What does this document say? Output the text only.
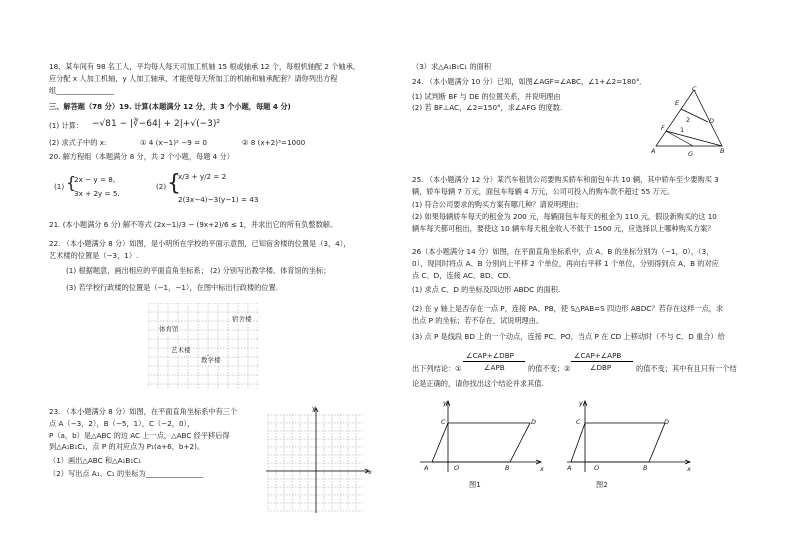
18、某车间有 98 名工人，平均每人每天可加工机轴 15 根或轴承 12 个，每根机轴配 2 个轴承，
应分配 x 人加工机轴，y 人加工轴承，才能使每天所加工的机轴和轴承配套？请你列出方程
组________________
三、解答题（78 分）19. 计算(本题满分 12 分，共 3 个小题，每题 4 分)
(1) 计算： −√81 − |∛−64| + 2|+√(−3)²
(2) 求式子中的 x:	① 4 (x−1)² −9 = 0	② 8 (x+2)³=1000
20. 解方程组（本题满分 8 分，共 2 个小题，每题 4 分）
(1) {
2x − y = 8,
3x + 2y = 5.
(2) {
x/3 + y/2 = 2
2(3x−4)−3(y−1) = 43
21. (本小题满分 6 分) 解不等式 (2x−1)/3 − (9x+2)/6 ≤ 1，并求出它的所有负整数解。
22. （本小题满分 8 分）如图，是小明所在学校的平面示意图，已知宿舍楼的位置是（3，4），
艺术楼的位置是（−3，1）.
(1) 根据题意，画出相应的平面直角坐标系； (2) 分别写出教学楼、体育馆的坐标；
(3) 若学校行政楼的位置是（−1，−1），在图中标出行政楼的位置.
宿舍楼
体育馆
艺术楼
教学楼
23. （本小题满分 8 分）如图，在平面直角坐标系中有三个
点 A（−3，2），B（−5，1），C（−2，0），
P（a，b）是△ABC 的边 AC 上一点，△ABC 经平移后得
到△A₁B₁C₁，点 P 的对应点为 P₁(a+6，b+2)。
（1）画出△ABC 和△A₁B₁C₁
（2）写出点 A₁、C₁ 的坐标为________________
y
x
（3）求△A₁B₁C₁ 的面积
24. （本小题满分 10 分）已知，如图∠AGF=∠ABC，∠1+∠2=180°．
(1) 试判断 BF 与 DE 的位置关系，并说明理由
(2) 若 BF⊥AC，∠2=150°，求∠AFG 的度数.
C
E
F
D
A	G	B
1
2
25. （本小题满分 12 分）某汽车租赁公司要购买轿车和面包车共 10 辆，其中轿车至少要购买 3
辆，轿车每辆 7 万元，面包车每辆 4 万元，公司可投入的购车款不超过 55 万元。
(1) 符合公司要求的购买方案有哪几种？请说明理由；
(2) 如果每辆轿车每天的租金为 200 元，每辆面包车每天的租金为 110 元，假设新购买的这 10
辆车每天都可租出，要使这 10 辆车每天租金收入不低于 1500 元，应选择以上哪种购买方案？
26（本小题满分 14 分）如图，在平面直角坐标系中，点 A、B 的坐标分别为（−1，0），（3，
0），现同时将点 A、B 分别向上平移 2 个单位，再向右平移 1 个单位，分别得到点 A、B 的对应
点 C、D，连接 AC、BD、CD.
(1) 求点 C、D 的坐标及四边形 ABDC 的面积.
(2) 在 y 轴上是否存在一点 P，连接 PA、PB，使 S△PAB=S 四边形 ABDC？若存在这样一点，求
出点 P 的坐标；若不存在，试说明理由。
(3) 点 P 是线段 BD 上的一个动点，连接 PC、PO，当点 P 在 CD 上移动时（不与 C、D 重合）给
出下列结论：①
∠CAP+∠DBP
∠APB	的值不变；②
∠CAP+∠APB
∠DBP	的值不变；其中有且只有一个结
论是正确的，请你找出这个结论并求其值.
y
C	D
A	O	B	x
图1
y
C	D
A	O	B	x
图2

== TASK DIRECTIONS ==
Your task is to report how many lines of the material include the string "本小题满分". Give the number and no other words.

== OUTPUT FOR THIS EXERCISE ==
6